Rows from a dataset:
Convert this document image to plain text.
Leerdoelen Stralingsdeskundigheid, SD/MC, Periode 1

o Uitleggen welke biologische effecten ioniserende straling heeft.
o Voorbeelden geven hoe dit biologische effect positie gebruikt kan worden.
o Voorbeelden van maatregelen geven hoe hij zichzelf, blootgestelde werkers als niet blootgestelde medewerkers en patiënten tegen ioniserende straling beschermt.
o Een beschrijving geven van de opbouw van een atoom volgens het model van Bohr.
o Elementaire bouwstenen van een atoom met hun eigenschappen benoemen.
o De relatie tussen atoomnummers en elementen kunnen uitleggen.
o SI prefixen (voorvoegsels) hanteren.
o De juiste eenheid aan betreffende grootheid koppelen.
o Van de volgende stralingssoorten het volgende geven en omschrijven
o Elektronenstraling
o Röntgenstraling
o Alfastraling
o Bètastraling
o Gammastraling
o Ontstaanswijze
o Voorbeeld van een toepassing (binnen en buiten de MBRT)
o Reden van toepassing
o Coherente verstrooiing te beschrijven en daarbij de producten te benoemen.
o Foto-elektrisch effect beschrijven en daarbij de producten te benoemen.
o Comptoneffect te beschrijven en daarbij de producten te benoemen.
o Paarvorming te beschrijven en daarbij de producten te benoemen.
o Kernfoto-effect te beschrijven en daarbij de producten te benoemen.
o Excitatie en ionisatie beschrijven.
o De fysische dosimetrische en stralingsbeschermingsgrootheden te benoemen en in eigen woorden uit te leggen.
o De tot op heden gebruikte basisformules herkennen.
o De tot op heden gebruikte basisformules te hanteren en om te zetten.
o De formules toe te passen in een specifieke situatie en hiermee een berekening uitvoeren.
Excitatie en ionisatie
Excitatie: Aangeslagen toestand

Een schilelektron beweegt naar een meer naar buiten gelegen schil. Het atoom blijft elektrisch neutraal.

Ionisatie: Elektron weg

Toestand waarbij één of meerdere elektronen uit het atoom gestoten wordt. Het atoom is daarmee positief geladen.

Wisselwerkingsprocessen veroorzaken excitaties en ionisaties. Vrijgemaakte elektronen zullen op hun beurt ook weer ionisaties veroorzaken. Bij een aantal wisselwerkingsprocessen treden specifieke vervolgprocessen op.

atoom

**What needs to be done**
Each line in the material above must be retyped without alteration.

**Answer to this task**
Convert this document image to plain text.
Leerdoelen Stralingsdeskundigheid, SD/MC, Periode 1

o Uitleggen welke biologische effecten ioniserende straling heeft.
o Voorbeelden geven hoe dit biologische effect positie gebruikt kan worden.
o Voorbeelden van maatregelen geven hoe hij zichzelf, blootgestelde werkers als niet blootgestelde medewerkers en patiënten tegen ioniserende straling beschermt.
o Een beschrijving geven van de opbouw van een atoom volgens het model van Bohr.
o Elementaire bouwstenen van een atoom met hun eigenschappen benoemen.
o De relatie tussen atoomnummers en elementen kunnen uitleggen.
o SI prefixen (voorvoegsels) hanteren.
o De juiste eenheid aan betreffende grootheid koppelen.
o Van de volgende stralingssoorten het volgende geven en omschrijven
o Elektronenstraling
o Röntgenstraling
o Alfastraling
o Bètastraling
o Gammastraling
o Ontstaanswijze
o Voorbeeld van een toepassing (binnen en buiten de MBRT)
o Reden van toepassing
o Coherente verstrooiing te beschrijven en daarbij de producten te benoemen.
o Foto-elektrisch effect beschrijven en daarbij de producten te benoemen.
o Comptoneffect te beschrijven en daarbij de producten te benoemen.
o Paarvorming te beschrijven en daarbij de producten te benoemen.
o Kernfoto-effect te beschrijven en daarbij de producten te benoemen.
o Excitatie en ionisatie beschrijven.
o De fysische dosimetrische en stralingsbeschermingsgrootheden te benoemen en in eigen woorden uit te leggen.
o De tot op heden gebruikte basisformules herkennen.
o De tot op heden gebruikte basisformules te hanteren en om te zetten.
o De formules toe te passen in een specifieke situatie en hiermee een berekening uitvoeren.
Excitatie en ionisatie
Excitatie: Aangeslagen toestand

Een schilelektron beweegt naar een meer naar buiten gelegen schil. Het atoom blijft elektrisch neutraal.

Ionisatie: Elektron weg

Toestand waarbij één of meerdere elektronen uit het atoom gestoten wordt. Het atoom is daarmee positief geladen.

Wisselwerkingsprocessen veroorzaken excitaties en ionisaties. Vrijgemaakte elektronen zullen op hun beurt ook weer ionisaties veroorzaken. Bij een aantal wisselwerkingsprocessen treden specifieke vervolgprocessen op.

atoom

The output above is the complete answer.